- What to do
Only the lines holding the string "icon" are needed. Copy each one.

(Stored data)
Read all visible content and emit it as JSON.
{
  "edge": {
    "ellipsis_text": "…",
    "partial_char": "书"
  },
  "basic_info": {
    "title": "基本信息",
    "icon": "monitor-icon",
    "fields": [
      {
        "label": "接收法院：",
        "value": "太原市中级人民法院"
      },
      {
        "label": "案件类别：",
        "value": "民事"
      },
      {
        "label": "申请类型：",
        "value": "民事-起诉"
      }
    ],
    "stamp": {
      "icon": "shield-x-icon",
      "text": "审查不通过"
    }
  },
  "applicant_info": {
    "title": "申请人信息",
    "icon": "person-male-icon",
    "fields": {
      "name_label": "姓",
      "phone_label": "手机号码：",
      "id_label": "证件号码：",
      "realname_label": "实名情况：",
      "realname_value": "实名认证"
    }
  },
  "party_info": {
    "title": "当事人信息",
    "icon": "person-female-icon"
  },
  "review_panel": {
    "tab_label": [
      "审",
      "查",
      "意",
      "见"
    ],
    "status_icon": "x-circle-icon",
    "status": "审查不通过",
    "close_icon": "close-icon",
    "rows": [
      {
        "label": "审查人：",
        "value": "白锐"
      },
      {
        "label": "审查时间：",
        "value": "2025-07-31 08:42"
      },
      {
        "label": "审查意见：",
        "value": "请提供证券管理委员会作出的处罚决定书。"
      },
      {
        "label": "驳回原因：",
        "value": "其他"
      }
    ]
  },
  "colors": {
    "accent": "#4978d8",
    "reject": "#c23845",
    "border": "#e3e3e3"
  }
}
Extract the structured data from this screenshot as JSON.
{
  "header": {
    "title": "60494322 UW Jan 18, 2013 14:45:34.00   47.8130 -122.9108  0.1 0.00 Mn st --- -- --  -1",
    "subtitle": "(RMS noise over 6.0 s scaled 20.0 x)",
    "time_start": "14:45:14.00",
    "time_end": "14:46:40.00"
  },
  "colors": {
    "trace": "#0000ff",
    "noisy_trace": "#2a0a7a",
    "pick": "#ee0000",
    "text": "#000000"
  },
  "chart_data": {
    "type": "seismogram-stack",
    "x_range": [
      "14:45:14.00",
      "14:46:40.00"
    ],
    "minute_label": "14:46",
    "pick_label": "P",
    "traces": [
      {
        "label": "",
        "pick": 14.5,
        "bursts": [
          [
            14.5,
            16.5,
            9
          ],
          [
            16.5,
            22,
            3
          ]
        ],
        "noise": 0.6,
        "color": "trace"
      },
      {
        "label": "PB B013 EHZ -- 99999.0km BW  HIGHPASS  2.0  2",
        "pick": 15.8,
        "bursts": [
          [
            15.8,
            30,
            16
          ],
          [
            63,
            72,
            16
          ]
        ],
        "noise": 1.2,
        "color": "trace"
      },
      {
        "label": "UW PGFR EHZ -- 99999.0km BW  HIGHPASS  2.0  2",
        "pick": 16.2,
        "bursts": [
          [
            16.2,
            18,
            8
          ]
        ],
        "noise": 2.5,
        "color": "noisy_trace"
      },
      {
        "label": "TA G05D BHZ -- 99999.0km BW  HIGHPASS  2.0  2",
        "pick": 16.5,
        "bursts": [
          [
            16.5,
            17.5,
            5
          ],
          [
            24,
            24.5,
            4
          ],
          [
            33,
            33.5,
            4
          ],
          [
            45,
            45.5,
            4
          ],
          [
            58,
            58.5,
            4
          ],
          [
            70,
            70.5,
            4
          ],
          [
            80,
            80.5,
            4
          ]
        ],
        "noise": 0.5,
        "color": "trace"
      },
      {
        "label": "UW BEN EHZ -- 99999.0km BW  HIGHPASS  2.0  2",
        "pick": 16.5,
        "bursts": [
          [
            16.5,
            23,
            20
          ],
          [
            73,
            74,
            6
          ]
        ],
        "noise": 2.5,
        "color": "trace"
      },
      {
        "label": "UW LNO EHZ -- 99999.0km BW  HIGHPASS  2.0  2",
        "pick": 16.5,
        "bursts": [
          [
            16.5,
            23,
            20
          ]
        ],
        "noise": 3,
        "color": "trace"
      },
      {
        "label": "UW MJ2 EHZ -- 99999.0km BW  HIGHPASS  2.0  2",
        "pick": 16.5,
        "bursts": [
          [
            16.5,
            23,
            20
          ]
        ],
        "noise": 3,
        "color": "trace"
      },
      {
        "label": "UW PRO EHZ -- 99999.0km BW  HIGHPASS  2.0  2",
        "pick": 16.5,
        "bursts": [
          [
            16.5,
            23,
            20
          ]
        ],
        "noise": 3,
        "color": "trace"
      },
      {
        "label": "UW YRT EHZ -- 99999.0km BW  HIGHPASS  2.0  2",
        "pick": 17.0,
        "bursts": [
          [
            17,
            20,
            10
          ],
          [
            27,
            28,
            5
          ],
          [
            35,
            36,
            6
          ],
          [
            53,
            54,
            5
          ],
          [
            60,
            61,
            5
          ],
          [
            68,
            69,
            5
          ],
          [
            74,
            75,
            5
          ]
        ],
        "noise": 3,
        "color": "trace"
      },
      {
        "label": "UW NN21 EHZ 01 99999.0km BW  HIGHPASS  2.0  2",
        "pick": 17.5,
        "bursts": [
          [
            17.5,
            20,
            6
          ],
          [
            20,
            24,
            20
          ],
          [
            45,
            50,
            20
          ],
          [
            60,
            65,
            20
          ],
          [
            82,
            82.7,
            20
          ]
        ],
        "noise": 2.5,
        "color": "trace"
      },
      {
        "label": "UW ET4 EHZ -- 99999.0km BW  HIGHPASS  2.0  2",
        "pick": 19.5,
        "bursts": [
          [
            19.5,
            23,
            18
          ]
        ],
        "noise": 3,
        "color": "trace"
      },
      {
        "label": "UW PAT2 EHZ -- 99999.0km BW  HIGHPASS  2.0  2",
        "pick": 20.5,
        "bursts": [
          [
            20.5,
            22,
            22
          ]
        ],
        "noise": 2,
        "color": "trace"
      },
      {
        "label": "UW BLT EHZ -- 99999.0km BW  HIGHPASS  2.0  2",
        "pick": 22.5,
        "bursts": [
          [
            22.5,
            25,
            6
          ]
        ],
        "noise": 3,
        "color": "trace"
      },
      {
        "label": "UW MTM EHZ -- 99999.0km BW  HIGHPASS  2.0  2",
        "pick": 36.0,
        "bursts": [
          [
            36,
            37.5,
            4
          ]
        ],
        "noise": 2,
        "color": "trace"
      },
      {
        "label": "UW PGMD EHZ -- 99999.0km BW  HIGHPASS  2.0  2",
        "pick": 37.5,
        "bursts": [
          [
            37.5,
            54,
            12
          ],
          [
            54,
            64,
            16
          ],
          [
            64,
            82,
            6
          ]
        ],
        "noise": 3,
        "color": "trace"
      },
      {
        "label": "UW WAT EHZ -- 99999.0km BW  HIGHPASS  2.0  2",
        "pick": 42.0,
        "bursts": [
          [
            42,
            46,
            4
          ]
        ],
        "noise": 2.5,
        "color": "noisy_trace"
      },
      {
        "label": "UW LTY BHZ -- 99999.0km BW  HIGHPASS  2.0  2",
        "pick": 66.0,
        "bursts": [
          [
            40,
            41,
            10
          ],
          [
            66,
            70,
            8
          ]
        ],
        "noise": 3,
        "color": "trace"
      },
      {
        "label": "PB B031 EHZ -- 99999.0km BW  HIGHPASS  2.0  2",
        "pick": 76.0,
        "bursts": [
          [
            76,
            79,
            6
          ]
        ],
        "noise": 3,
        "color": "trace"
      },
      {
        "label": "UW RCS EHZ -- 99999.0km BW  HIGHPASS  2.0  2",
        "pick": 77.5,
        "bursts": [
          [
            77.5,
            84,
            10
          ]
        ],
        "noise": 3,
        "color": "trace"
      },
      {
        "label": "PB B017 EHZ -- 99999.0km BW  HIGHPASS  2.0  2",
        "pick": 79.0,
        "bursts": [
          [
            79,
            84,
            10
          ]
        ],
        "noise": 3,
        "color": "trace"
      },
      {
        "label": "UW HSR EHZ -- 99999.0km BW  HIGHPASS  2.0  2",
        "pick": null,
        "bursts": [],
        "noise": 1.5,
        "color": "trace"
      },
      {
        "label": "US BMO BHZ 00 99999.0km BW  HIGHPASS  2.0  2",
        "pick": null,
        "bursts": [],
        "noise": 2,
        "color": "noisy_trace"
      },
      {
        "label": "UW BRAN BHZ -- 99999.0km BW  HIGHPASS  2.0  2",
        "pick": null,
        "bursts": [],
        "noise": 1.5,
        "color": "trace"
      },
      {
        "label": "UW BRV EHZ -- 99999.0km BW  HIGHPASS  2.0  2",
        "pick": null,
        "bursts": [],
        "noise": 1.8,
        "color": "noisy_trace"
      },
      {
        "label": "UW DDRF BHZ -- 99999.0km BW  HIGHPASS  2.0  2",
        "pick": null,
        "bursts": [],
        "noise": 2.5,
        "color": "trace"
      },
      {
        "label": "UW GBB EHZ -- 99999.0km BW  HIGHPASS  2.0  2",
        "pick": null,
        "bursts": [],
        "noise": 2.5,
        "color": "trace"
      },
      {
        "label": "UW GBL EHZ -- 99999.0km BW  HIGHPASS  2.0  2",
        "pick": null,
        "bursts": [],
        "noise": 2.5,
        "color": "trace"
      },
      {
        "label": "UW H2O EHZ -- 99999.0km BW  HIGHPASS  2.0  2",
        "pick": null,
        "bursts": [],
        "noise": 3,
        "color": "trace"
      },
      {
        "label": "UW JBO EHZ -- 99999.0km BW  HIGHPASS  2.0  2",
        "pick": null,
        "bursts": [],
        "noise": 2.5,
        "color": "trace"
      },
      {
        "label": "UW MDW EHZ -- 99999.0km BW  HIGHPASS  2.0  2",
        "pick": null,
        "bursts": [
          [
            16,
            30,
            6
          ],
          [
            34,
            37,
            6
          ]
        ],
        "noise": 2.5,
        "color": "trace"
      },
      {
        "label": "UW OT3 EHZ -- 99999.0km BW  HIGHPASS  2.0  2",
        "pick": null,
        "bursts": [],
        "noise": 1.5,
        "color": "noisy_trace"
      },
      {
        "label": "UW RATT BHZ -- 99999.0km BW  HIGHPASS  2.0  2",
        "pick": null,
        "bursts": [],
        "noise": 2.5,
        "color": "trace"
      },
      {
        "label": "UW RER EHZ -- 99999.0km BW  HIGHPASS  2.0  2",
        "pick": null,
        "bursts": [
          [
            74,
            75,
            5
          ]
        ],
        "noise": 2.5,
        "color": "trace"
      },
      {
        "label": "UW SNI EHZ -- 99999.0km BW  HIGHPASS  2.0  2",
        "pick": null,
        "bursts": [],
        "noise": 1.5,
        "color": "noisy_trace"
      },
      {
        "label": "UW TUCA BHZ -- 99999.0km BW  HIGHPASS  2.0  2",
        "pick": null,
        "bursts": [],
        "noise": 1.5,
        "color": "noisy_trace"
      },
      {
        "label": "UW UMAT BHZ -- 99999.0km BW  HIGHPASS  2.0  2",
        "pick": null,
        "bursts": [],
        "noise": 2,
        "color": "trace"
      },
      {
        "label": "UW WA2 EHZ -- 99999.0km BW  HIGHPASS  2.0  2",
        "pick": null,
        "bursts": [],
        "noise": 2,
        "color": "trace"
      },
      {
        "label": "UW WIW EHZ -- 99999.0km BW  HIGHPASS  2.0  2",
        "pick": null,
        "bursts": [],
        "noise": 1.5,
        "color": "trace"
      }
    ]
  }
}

- Answer for the task
    "icon": "monitor-icon",
      "icon": "shield-x-icon",
    "icon": "person-male-icon",
    "icon": "person-female-icon"
    "status_icon": "x-circle-icon",
    "close_icon": "close-icon",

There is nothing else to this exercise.